[Start of Dataset extract]

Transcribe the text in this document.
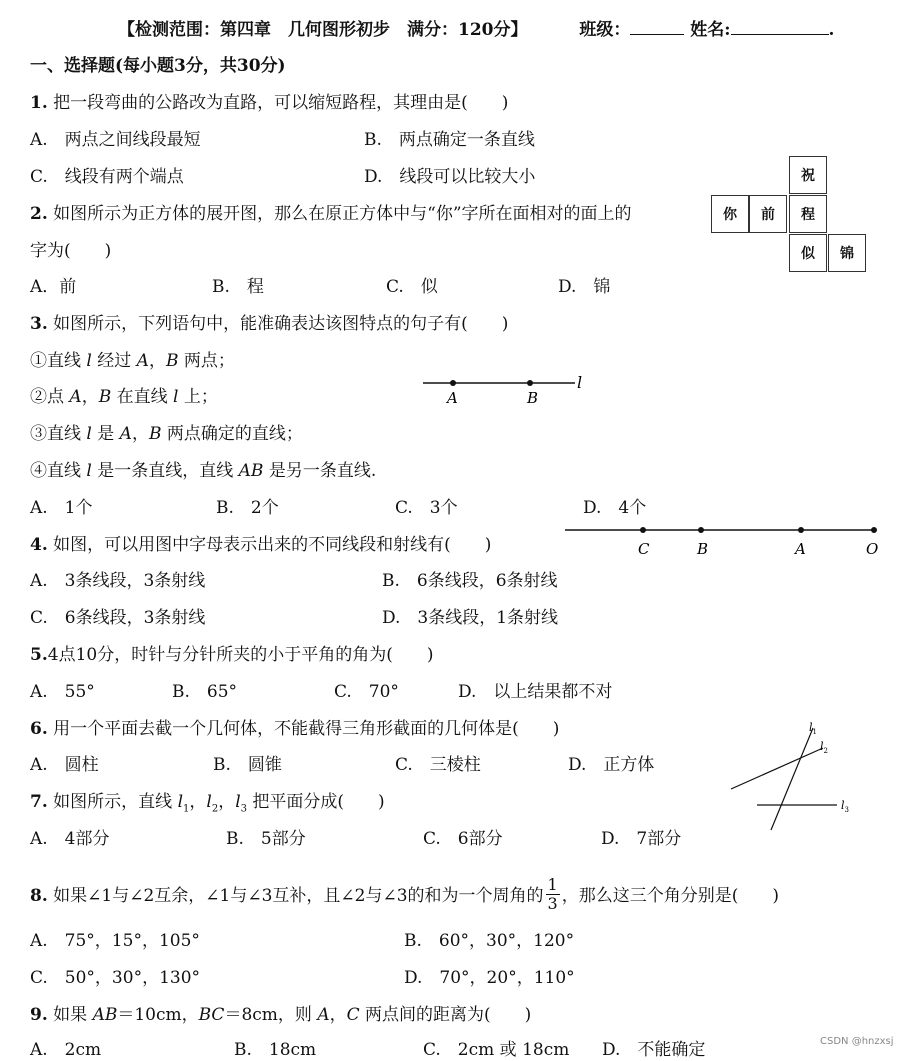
【检测范围：第四章　几何图形初步　满分：120分】	班级：	姓名:	.
一、选择题(每小题3分，共30分)
1. 把一段弯曲的公路改为直路，可以缩短路程，其理由是(　　)
A.　两点之间线段最短	B.　两点确定一条直线
C.　线段有两个端点	D.　线段可以比较大小	祝
你	前	程
似	锦
2. 如图所示为正方体的展开图，那么在原正方体中与“你”字所在面相对的面上的
字为(　　)
A．前	B.　程	C.　似	D.　锦
3. 如图所示，下列语句中，能准确表达该图特点的句子有(　　)
①直线 l 经过 A，B 两点；
②点 A，B 在直线 l 上；
③直线 l 是 A，B 两点确定的直线；
④直线 l 是一条直线，直线 AB 是另一条直线.
A	B
l
A.　1个	B.　2个	C.　3个	D.　4个
C	B	A	O
4. 如图，可以用图中字母表示出来的不同线段和射线有(　　)
A.　3条线段，3条射线	B.　6条线段，6条射线
C.　6条线段，3条射线	D.　3条线段，1条射线
5.4点10分，时针与分针所夹的小于平角的角为(　　)
A.　55°	B.　65°	C.　70°	D.　以上结果都不对
6. 用一个平面去截一个几何体，不能截得三角形截面的几何体是(　　)
A.　圆柱	B.　圆锥	C.　三棱柱	D.　正方体
$l_1$
$l_2$
$l_3$
7. 如图所示，直线 $l_1$，$l_2$，$l_3$ 把平面分成(　　)
A.　4部分	B.　5部分	C.　6部分	D.　7部分
8. 如果∠1与∠2互余，∠1与∠3互补，且∠2与∠3的和为一个周角的 $\frac{1}{3}$ ，那么这三个角分别是(　　)
A.　75°，15°，105°	B.　60°，30°，120°
C.　50°，30°，130°	D.　70°，20°，110°
9. 如果 AB＝10cm，BC＝8cm，则 A，C 两点间的距离为(　　)
A.　2cm	B.　18cm	C.　2cm 或 18cm D.　不能确定	CSDN @hnzxsj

[End of Dataset extract]

** Task prompt **
Reproduce the entries above exactly. Do not include the images.

** Output of the exercise **
Transcribe the text in this document.
【检测范围：第四章　几何图形初步　满分：120分】	班级：	姓名:	.
一、选择题(每小题3分，共30分)
1. 把一段弯曲的公路改为直路，可以缩短路程，其理由是(　　)
A.　两点之间线段最短	B.　两点确定一条直线
C.　线段有两个端点	D.　线段可以比较大小	祝
你	前	程
似	锦
2. 如图所示为正方体的展开图，那么在原正方体中与“你”字所在面相对的面上的
字为(　　)
A．前	B.　程	C.　似	D.　锦
3. 如图所示，下列语句中，能准确表达该图特点的句子有(　　)
①直线 l 经过 A，B 两点；
②点 A，B 在直线 l 上；
③直线 l 是 A，B 两点确定的直线；
④直线 l 是一条直线，直线 AB 是另一条直线.
A	B
l
A.　1个	B.　2个	C.　3个	D.　4个
C	B	A	O
4. 如图，可以用图中字母表示出来的不同线段和射线有(　　)
A.　3条线段，3条射线	B.　6条线段，6条射线
C.　6条线段，3条射线	D.　3条线段，1条射线
5.4点10分，时针与分针所夹的小于平角的角为(　　)
A.　55°	B.　65°	C.　70°	D.　以上结果都不对
6. 用一个平面去截一个几何体，不能截得三角形截面的几何体是(　　)
A.　圆柱	B.　圆锥	C.　三棱柱	D.　正方体
$l_1$
$l_2$
$l_3$
7. 如图所示，直线 $l_1$，$l_2$，$l_3$ 把平面分成(　　)
A.　4部分	B.　5部分	C.　6部分	D.　7部分
8. 如果∠1与∠2互余，∠1与∠3互补，且∠2与∠3的和为一个周角的 $\frac{1}{3}$ ，那么这三个角分别是(　　)
A.　75°，15°，105°	B.　60°，30°，120°
C.　50°，30°，130°	D.　70°，20°，110°
9. 如果 AB＝10cm，BC＝8cm，则 A，C 两点间的距离为(　　)
A.　2cm	B.　18cm	C.　2cm 或 18cm D.　不能确定	CSDN @hnzxsj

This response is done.